Scan the data below for the string "fWAR". Show every line where it turns up.
::: Records for this exercise
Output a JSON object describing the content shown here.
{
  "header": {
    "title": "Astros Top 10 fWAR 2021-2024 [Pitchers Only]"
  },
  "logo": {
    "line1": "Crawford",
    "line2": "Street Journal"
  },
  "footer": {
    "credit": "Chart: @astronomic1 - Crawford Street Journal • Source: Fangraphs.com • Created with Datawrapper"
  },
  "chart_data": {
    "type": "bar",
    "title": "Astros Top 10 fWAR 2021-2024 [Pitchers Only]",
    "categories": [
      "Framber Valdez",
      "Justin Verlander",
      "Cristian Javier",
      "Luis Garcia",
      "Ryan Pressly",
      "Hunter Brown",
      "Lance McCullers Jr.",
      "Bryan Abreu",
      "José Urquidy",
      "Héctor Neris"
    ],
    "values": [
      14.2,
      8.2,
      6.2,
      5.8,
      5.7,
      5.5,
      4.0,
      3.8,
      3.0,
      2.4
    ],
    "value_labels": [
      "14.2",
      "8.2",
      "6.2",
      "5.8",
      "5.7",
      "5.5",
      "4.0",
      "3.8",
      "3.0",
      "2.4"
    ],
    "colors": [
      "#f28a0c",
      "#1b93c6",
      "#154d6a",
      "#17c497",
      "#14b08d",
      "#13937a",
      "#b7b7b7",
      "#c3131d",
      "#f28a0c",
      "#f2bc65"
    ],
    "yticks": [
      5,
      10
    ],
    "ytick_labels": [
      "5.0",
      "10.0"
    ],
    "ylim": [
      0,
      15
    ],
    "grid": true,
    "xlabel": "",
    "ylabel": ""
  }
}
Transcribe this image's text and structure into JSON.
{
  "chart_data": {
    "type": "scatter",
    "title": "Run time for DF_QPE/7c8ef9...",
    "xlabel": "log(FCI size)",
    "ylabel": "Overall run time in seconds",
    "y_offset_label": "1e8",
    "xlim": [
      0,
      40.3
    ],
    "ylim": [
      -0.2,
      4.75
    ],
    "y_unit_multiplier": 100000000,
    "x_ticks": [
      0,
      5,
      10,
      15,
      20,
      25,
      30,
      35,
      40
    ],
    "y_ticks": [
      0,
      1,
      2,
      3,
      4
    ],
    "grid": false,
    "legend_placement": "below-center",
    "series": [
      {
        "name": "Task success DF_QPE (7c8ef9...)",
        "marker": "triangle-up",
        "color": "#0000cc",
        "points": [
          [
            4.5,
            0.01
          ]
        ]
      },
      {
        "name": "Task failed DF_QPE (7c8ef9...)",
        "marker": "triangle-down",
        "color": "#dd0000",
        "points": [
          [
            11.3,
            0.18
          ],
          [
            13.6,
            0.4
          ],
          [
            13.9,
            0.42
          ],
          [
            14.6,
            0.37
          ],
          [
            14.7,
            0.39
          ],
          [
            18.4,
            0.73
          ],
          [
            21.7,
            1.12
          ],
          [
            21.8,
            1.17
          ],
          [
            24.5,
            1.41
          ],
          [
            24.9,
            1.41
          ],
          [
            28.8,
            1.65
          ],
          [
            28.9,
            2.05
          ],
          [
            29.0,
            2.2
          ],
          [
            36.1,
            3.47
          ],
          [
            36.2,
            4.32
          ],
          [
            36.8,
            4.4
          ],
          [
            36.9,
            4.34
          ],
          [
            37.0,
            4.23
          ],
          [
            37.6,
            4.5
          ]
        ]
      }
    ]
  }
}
::::::
### Correct response
    "title": "Astros Top 10 fWAR 2021-2024 [Pitchers Only]"
    "title": "Astros Top 10 fWAR 2021-2024 [Pitchers Only]",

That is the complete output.